Trecho selecionado:
Histórias de coexistência em tempos de guerra

Imagem de Arzu Geybullayeva

Esta reportagem visual foi publicada originalmente no site da Abzas Media. Esta é uma versão editada republicada aqui sob um acordo de parceria de conteúdo.

Marneuli, região localizada na Geórgia, é o lar de pessoas de etnia azerbaijana e armênia — todos cidadãos da Geórgia — que convivem lado a lado junto aos georgianos em várias aldeias. A região e suas aldeias coabitadas se tornaram ao longo dos anos ótimos exemplos de coexistência pacífica.

A Abzas Media viajou para Marneuli para entrevistar residentes georgianos, azerbaijanos e armênios que dividiram suas histórias de convivência lado a lado. Os residentes dizem que o mais importante é o respeito mútuo e o diálogo, de preferência, à mesa com iguarias locais.

Durante a visita, residentes que conversaram com a Abzas Media disseram que ninguém aqui pergunta de onde você é.

“Vamos todos juntos a casamentos e funerais. Bebemos e comemos juntos”, explica Razhden Jujunashvili, residente georgiano, em uma entrevista concedida à Abzas Media.

Rezo Kupatazde, outro residente georgiano também fluente em azeri, disse à Abzas Media que as três comunidades têm uma boa convivência e respeitam uns aos outros.

Isso não é comum na região, que testemunhou décadas de conflito transcultural e tribalismo.

A região de Nagorno-Karabakh tem estado sob controle de sua população de etnia armênia como estado autodeclarado desde a guerra no início da década de 1990, que terminou com um cessar-fogo e com a vitória do exército armênio em 1994. Como consequência da primeira guerra, a nova República de Nagorno-Karabakh de facto, sem reconhecimento internacional, foi estabelecida. Sete regiões adjacentes foram ocupadas pelas forças armênias.

As tensões permaneceram ao longo das décadas seguintes. Em 2020, Armênia e Azerbaijão entraram em um conflito militar que perdurou por 44 dias. Essa guerra alterou o status da região. O Azerbaijão reconquistou o controle sobre boa parte das sete regiões ocupadas anteriormente e capturou um terço de Karabakh.

Essa guerra não acabou com as tensões e hostilidades. Ao longo dos três anos seguintes, acusações mútuas de violações de cessar-fogo continuaram inalteradas. Retóricas hostis a nível governamental e local, de ambas as partes, continuaram da mesma forma e reduziram qualquer expectativa de paz.

Material:
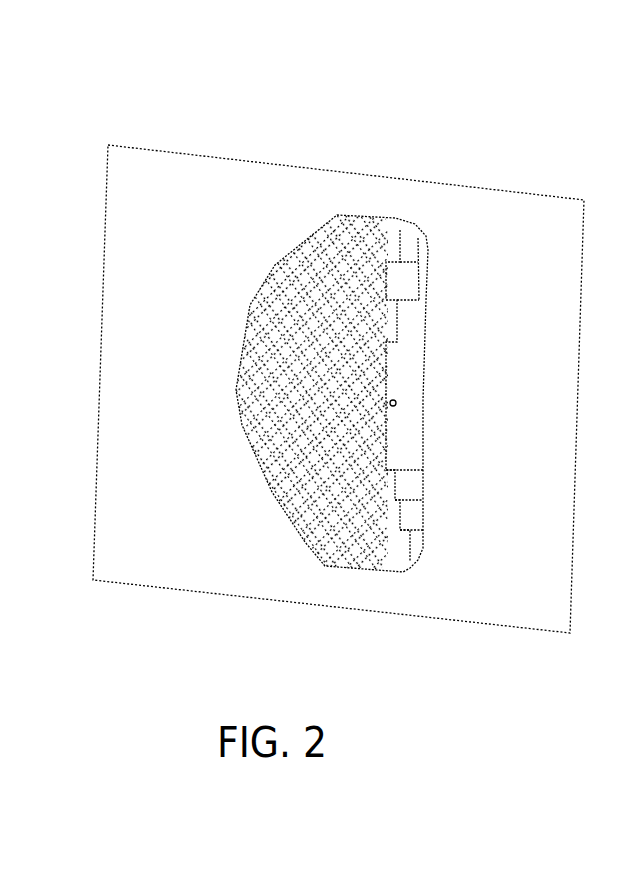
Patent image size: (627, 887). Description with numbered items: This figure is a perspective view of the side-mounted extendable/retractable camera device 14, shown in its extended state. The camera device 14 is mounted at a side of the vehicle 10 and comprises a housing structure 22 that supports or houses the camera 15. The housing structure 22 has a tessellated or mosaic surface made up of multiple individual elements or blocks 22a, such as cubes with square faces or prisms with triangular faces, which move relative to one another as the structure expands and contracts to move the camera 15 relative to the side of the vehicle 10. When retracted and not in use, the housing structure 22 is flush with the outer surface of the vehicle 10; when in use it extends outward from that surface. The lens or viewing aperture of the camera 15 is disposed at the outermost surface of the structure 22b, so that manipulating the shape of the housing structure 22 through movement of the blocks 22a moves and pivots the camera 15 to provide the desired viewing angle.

Exercício breve: Transcreva, por favor, o trecho da reportagem sobre Marneuli que começa em "Esta reportagem visual" e termina em "onde você é.".

A solução:
Esta reportagem visual foi publicada originalmente no site da Abzas Media. Esta é uma versão editada republicada aqui sob um acordo de parceria de conteúdo.

Marneuli, região localizada na Geórgia, é o lar de pessoas de etnia azerbaijana e armênia — todos cidadãos da Geórgia — que convivem lado a lado junto aos georgianos em várias aldeias. A região e suas aldeias coabitadas se tornaram ao longo dos anos ótimos exemplos de coexistência pacífica.

A Abzas Media viajou para Marneuli para entrevistar residentes georgianos, azerbaijanos e armênios que dividiram suas histórias de convivência lado a lado. Os residentes dizem que o mais importante é o respeito mútuo e o diálogo, de preferência, à mesa com iguarias locais.

Durante a visita, residentes que conversaram com a Abzas Media disseram que ninguém aqui pergunta de onde você é.